(Stored entries)
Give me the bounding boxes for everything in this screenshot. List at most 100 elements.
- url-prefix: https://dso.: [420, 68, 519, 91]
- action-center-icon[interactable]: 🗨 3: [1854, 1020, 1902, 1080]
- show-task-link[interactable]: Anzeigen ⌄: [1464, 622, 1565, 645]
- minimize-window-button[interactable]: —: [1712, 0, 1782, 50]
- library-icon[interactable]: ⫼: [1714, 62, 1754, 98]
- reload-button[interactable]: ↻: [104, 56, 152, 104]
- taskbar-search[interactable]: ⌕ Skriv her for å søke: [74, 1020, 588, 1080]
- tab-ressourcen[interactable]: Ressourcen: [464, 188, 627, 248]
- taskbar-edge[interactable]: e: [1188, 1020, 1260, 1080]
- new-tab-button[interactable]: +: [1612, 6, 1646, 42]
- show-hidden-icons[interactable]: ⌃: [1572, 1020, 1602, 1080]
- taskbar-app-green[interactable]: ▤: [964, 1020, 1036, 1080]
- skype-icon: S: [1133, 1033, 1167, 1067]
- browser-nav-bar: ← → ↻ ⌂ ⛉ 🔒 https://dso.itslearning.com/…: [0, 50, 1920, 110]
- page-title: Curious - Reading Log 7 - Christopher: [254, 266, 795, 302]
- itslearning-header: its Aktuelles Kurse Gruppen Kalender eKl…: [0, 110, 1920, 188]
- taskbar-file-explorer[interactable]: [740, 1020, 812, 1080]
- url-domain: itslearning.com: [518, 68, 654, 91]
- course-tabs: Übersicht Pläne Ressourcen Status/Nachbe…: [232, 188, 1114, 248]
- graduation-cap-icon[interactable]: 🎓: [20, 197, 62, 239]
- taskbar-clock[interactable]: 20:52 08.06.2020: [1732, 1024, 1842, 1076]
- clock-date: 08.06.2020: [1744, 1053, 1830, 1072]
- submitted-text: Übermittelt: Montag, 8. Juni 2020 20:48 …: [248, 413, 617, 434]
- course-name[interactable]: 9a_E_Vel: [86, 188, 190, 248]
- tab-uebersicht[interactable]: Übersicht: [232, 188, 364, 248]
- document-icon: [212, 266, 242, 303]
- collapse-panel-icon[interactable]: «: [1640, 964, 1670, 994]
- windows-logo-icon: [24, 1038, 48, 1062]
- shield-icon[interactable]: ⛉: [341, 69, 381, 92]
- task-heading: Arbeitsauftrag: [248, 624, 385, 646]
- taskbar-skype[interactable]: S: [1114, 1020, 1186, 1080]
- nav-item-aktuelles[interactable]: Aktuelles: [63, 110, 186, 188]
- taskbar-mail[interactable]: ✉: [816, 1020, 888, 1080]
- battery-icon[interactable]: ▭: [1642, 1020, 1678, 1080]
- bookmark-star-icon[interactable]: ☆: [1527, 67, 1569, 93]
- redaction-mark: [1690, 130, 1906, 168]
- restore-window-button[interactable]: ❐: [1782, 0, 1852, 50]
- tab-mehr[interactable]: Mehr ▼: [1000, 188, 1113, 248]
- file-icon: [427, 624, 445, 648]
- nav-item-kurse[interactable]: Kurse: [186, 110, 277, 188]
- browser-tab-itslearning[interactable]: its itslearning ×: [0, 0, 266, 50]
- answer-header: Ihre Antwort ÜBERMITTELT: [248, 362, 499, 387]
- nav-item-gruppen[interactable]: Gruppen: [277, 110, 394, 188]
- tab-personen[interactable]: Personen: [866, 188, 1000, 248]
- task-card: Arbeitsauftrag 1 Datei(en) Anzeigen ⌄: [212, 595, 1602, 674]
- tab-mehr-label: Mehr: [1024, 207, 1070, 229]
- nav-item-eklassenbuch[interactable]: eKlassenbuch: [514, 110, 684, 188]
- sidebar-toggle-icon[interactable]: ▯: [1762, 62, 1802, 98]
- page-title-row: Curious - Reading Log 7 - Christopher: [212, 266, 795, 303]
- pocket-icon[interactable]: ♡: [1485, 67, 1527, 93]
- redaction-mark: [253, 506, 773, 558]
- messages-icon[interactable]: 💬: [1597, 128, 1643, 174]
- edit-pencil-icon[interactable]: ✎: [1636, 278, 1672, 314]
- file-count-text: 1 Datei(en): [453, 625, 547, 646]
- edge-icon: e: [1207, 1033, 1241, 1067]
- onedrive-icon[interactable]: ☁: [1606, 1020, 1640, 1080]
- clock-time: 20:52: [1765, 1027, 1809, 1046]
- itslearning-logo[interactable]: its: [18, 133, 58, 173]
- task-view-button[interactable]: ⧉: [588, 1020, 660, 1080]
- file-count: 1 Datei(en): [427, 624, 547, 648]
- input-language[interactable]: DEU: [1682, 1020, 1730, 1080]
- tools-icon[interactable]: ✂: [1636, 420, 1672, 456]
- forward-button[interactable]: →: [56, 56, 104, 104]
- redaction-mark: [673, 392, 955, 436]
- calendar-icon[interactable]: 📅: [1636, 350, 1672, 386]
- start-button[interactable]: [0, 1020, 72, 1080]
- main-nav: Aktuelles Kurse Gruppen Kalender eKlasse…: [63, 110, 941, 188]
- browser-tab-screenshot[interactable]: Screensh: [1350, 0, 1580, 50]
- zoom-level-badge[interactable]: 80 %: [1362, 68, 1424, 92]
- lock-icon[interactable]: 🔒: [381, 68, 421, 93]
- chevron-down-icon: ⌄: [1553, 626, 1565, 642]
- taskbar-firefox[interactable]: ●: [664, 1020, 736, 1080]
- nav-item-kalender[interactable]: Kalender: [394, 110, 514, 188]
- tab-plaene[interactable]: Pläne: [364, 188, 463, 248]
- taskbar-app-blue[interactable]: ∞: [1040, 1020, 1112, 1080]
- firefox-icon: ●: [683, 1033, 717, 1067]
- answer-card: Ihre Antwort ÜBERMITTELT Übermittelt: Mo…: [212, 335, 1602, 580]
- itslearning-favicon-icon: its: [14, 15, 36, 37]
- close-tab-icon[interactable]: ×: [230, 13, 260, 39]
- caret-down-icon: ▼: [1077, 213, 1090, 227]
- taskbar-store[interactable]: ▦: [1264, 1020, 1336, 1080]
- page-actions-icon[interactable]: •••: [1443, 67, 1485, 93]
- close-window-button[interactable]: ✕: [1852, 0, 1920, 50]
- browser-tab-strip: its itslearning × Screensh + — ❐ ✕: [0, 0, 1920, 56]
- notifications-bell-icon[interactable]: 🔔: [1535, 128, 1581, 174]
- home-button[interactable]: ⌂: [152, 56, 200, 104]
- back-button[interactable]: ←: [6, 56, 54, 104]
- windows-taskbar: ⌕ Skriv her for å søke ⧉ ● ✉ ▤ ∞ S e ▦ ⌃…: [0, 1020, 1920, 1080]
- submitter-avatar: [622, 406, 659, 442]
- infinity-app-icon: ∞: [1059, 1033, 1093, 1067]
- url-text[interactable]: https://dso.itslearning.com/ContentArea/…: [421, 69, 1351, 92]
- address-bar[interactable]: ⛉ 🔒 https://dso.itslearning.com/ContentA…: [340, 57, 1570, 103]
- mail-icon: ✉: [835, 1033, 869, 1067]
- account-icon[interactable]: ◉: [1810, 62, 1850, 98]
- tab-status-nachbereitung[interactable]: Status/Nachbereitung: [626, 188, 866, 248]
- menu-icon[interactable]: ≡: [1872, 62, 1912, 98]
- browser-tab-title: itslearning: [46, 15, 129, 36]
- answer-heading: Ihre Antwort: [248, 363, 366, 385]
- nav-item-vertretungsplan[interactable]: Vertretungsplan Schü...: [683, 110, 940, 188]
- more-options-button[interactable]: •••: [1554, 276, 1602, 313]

* [GIVEN EXERCISE]: Lay out the entries from the start through the line that contains "- reload-button[interactable]: ↻: [104, 56, 152, 104]" as a Markdown table with the columns Row and Line, leaving out any blank lines.

* [FULL ANSWER]:
| Row | Line |
|---|---|
| 1 | Give me the bounding boxes for everything in this screenshot. List at most 100 elements. |
| 2 | - url-prefix: https://dso.: [420, 68, 519, 91] |
| 3 | - action-center-icon[interactable]: 🗨 3: [1854, 1020, 1902, 1080] |
| 4 | - show-task-link[interactable]: Anzeigen ⌄: [1464, 622, 1565, 645] |
| 5 | - minimize-window-button[interactable]: —: [1712, 0, 1782, 50] |
| 6 | - library-icon[interactable]: ⫼: [1714, 62, 1754, 98] |
| 7 | - reload-button[interactable]: ↻: [104, 56, 152, 104] |